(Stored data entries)
========================================
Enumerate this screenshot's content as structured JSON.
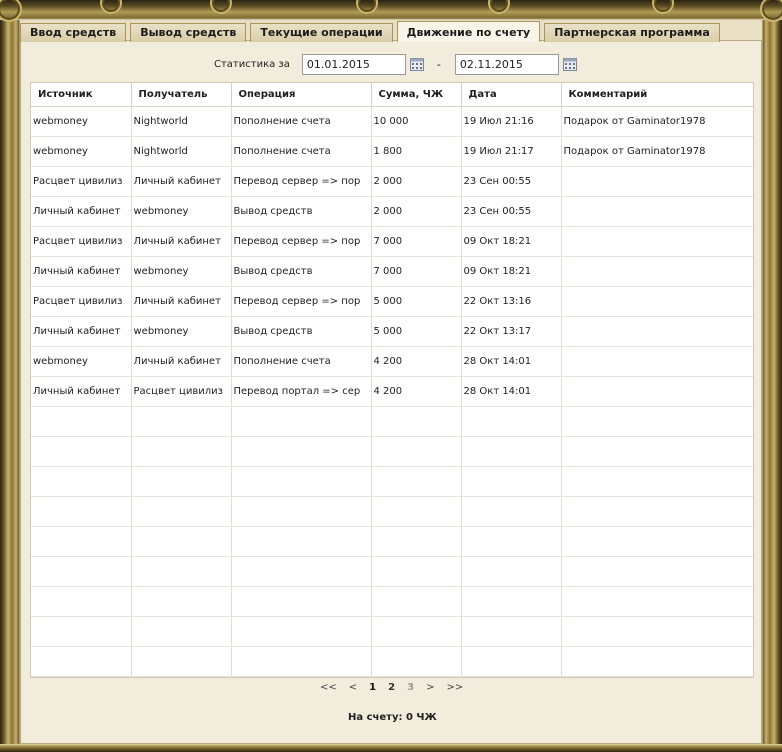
{
  "tabs": [
    {
      "label": "Ввод средств",
      "active": false
    },
    {
      "label": "Вывод средств",
      "active": false
    },
    {
      "label": "Текущие операции",
      "active": false
    },
    {
      "label": "Движение по счету",
      "active": true
    },
    {
      "label": "Партнерская программа",
      "active": false
    }
  ],
  "filter": {
    "label": "Статистика за",
    "date_from": "01.01.2015",
    "separator": "-",
    "date_to": "02.11.2015",
    "calendar_icon": "calendar-icon"
  },
  "table": {
    "columns": [
      "Источник",
      "Получатель",
      "Операция",
      "Сумма, ЧЖ",
      "Дата",
      "Комментарий"
    ],
    "rows": [
      [
        "webmoney",
        "Nightworld",
        "Пополнение счета",
        "10 000",
        "19 Июл 21:16",
        "Подарок от Gaminator1978"
      ],
      [
        "webmoney",
        "Nightworld",
        "Пополнение счета",
        "1 800",
        "19 Июл 21:17",
        "Подарок от Gaminator1978"
      ],
      [
        "Расцвет цивилиз",
        "Личный кабинет",
        "Перевод сервер => пор",
        "2 000",
        "23 Сен 00:55",
        ""
      ],
      [
        "Личный кабинет",
        "webmoney",
        "Вывод средств",
        "2 000",
        "23 Сен 00:55",
        ""
      ],
      [
        "Расцвет цивилиз",
        "Личный кабинет",
        "Перевод сервер => пор",
        "7 000",
        "09 Окт 18:21",
        ""
      ],
      [
        "Личный кабинет",
        "webmoney",
        "Вывод средств",
        "7 000",
        "09 Окт 18:21",
        ""
      ],
      [
        "Расцвет цивилиз",
        "Личный кабинет",
        "Перевод сервер => пор",
        "5 000",
        "22 Окт 13:16",
        ""
      ],
      [
        "Личный кабинет",
        "webmoney",
        "Вывод средств",
        "5 000",
        "22 Окт 13:17",
        ""
      ],
      [
        "webmoney",
        "Личный кабинет",
        "Пополнение счета",
        "4 200",
        "28 Окт 14:01",
        ""
      ],
      [
        "Личный кабинет",
        "Расцвет цивилиз",
        "Перевод портал => сер",
        "4 200",
        "28 Окт 14:01",
        ""
      ],
      [
        "",
        "",
        "",
        "",
        "",
        ""
      ],
      [
        "",
        "",
        "",
        "",
        "",
        ""
      ],
      [
        "",
        "",
        "",
        "",
        "",
        ""
      ],
      [
        "",
        "",
        "",
        "",
        "",
        ""
      ],
      [
        "",
        "",
        "",
        "",
        "",
        ""
      ],
      [
        "",
        "",
        "",
        "",
        "",
        ""
      ],
      [
        "",
        "",
        "",
        "",
        "",
        ""
      ],
      [
        "",
        "",
        "",
        "",
        "",
        ""
      ],
      [
        "",
        "",
        "",
        "",
        "",
        ""
      ]
    ]
  },
  "pager": {
    "first": "<<",
    "prev": "<",
    "pages": [
      {
        "label": "1",
        "state": "current"
      },
      {
        "label": "2",
        "state": "link"
      },
      {
        "label": "3",
        "state": "disabled"
      }
    ],
    "next": ">",
    "last": ">>"
  },
  "balance": "На счету: 0 ЧЖ"
}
========================================
§ Exercise prompt:
Quote everything in the listing above exactly; pictures are the only thing to omit.

§ Written reply:
Enumerate this screenshot's content as structured JSON.
{
  "tabs": [
    {
      "label": "Ввод средств",
      "active": false
    },
    {
      "label": "Вывод средств",
      "active": false
    },
    {
      "label": "Текущие операции",
      "active": false
    },
    {
      "label": "Движение по счету",
      "active": true
    },
    {
      "label": "Партнерская программа",
      "active": false
    }
  ],
  "filter": {
    "label": "Статистика за",
    "date_from": "01.01.2015",
    "separator": "-",
    "date_to": "02.11.2015",
    "calendar_icon": "calendar-icon"
  },
  "table": {
    "columns": [
      "Источник",
      "Получатель",
      "Операция",
      "Сумма, ЧЖ",
      "Дата",
      "Комментарий"
    ],
    "rows": [
      [
        "webmoney",
        "Nightworld",
        "Пополнение счета",
        "10 000",
        "19 Июл 21:16",
        "Подарок от Gaminator1978"
      ],
      [
        "webmoney",
        "Nightworld",
        "Пополнение счета",
        "1 800",
        "19 Июл 21:17",
        "Подарок от Gaminator1978"
      ],
      [
        "Расцвет цивилиз",
        "Личный кабинет",
        "Перевод сервер => пор",
        "2 000",
        "23 Сен 00:55",
        ""
      ],
      [
        "Личный кабинет",
        "webmoney",
        "Вывод средств",
        "2 000",
        "23 Сен 00:55",
        ""
      ],
      [
        "Расцвет цивилиз",
        "Личный кабинет",
        "Перевод сервер => пор",
        "7 000",
        "09 Окт 18:21",
        ""
      ],
      [
        "Личный кабинет",
        "webmoney",
        "Вывод средств",
        "7 000",
        "09 Окт 18:21",
        ""
      ],
      [
        "Расцвет цивилиз",
        "Личный кабинет",
        "Перевод сервер => пор",
        "5 000",
        "22 Окт 13:16",
        ""
      ],
      [
        "Личный кабинет",
        "webmoney",
        "Вывод средств",
        "5 000",
        "22 Окт 13:17",
        ""
      ],
      [
        "webmoney",
        "Личный кабинет",
        "Пополнение счета",
        "4 200",
        "28 Окт 14:01",
        ""
      ],
      [
        "Личный кабинет",
        "Расцвет цивилиз",
        "Перевод портал => сер",
        "4 200",
        "28 Окт 14:01",
        ""
      ],
      [
        "",
        "",
        "",
        "",
        "",
        ""
      ],
      [
        "",
        "",
        "",
        "",
        "",
        ""
      ],
      [
        "",
        "",
        "",
        "",
        "",
        ""
      ],
      [
        "",
        "",
        "",
        "",
        "",
        ""
      ],
      [
        "",
        "",
        "",
        "",
        "",
        ""
      ],
      [
        "",
        "",
        "",
        "",
        "",
        ""
      ],
      [
        "",
        "",
        "",
        "",
        "",
        ""
      ],
      [
        "",
        "",
        "",
        "",
        "",
        ""
      ],
      [
        "",
        "",
        "",
        "",
        "",
        ""
      ]
    ]
  },
  "pager": {
    "first": "<<",
    "prev": "<",
    "pages": [
      {
        "label": "1",
        "state": "current"
      },
      {
        "label": "2",
        "state": "link"
      },
      {
        "label": "3",
        "state": "disabled"
      }
    ],
    "next": ">",
    "last": ">>"
  },
  "balance": "На счету: 0 ЧЖ"
}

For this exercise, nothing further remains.